### Provided records

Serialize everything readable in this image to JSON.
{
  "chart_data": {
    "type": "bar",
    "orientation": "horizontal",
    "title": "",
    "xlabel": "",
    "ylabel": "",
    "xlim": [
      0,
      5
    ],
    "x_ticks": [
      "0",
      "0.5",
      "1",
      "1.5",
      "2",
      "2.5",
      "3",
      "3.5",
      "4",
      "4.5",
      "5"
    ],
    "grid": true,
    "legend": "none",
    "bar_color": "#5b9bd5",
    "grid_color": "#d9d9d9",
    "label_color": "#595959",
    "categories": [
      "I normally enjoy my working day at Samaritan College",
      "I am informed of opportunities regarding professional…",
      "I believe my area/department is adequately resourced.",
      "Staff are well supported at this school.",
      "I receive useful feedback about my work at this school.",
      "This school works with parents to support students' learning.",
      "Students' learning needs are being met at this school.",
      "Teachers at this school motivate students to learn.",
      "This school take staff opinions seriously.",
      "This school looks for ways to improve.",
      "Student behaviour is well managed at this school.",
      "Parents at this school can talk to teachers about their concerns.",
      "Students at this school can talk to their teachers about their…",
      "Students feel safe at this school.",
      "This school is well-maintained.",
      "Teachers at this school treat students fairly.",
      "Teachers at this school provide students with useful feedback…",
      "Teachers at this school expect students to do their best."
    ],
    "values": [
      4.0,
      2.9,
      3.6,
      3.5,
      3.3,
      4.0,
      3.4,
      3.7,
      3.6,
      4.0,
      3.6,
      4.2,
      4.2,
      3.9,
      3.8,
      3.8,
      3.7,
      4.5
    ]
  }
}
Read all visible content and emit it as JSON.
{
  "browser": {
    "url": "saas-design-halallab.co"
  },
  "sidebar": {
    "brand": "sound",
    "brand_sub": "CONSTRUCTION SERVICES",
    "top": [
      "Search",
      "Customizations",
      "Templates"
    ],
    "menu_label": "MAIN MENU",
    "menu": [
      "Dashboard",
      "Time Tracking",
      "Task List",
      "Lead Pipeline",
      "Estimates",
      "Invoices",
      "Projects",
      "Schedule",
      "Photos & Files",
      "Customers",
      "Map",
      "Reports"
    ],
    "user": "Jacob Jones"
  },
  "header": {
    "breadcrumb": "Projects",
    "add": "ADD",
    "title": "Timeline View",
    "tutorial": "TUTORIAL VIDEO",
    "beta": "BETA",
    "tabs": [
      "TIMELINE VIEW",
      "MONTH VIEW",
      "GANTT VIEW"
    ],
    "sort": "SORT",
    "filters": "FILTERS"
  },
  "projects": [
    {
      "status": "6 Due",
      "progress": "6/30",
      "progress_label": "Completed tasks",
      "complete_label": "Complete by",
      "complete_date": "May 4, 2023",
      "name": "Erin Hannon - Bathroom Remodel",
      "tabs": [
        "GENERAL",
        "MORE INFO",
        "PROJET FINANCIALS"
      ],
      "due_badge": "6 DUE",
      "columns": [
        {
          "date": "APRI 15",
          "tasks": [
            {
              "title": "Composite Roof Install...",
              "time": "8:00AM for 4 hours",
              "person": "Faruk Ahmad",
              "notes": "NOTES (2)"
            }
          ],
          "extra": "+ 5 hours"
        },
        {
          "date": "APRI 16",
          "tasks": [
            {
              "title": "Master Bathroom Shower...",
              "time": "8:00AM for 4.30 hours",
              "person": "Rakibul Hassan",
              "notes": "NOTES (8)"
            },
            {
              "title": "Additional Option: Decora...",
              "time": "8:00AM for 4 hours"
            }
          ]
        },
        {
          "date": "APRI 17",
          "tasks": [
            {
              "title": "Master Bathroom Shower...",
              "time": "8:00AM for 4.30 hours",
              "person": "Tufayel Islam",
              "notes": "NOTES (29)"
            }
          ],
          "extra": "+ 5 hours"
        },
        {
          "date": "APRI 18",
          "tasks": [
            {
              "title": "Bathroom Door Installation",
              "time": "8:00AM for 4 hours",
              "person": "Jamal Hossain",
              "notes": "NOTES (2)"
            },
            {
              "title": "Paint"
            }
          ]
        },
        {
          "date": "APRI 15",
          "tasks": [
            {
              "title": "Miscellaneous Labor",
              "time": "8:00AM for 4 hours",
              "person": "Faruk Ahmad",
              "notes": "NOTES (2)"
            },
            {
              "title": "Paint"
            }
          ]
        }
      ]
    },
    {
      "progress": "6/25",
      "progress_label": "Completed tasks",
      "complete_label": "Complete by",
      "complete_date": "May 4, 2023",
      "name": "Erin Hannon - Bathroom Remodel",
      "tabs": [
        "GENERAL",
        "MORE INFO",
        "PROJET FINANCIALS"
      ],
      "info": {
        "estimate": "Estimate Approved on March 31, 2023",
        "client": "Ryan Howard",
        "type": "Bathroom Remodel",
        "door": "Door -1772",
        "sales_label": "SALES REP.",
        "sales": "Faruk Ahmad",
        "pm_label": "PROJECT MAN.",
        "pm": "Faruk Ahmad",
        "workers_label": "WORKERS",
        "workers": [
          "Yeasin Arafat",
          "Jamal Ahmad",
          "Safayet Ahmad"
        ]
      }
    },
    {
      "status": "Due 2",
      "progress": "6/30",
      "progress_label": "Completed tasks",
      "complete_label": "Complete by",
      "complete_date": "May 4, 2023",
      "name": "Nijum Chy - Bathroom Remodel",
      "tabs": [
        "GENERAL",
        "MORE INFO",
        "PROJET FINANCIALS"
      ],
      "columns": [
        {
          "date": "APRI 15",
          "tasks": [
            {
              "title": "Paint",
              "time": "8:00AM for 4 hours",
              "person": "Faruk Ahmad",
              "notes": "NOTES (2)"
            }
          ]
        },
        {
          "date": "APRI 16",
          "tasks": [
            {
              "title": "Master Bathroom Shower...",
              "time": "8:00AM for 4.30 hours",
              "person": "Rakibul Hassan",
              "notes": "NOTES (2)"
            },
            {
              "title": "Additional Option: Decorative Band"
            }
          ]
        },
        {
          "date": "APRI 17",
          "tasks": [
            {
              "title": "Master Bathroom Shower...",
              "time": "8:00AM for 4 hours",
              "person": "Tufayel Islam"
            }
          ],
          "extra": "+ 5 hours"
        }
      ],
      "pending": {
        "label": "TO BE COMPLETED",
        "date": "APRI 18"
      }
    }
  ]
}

### What is required
Copy all lines from the material that include "talk".

### Output
      "Parents at this school can talk to teachers about their concerns.",
      "Students at this school can talk to their teachers about their…",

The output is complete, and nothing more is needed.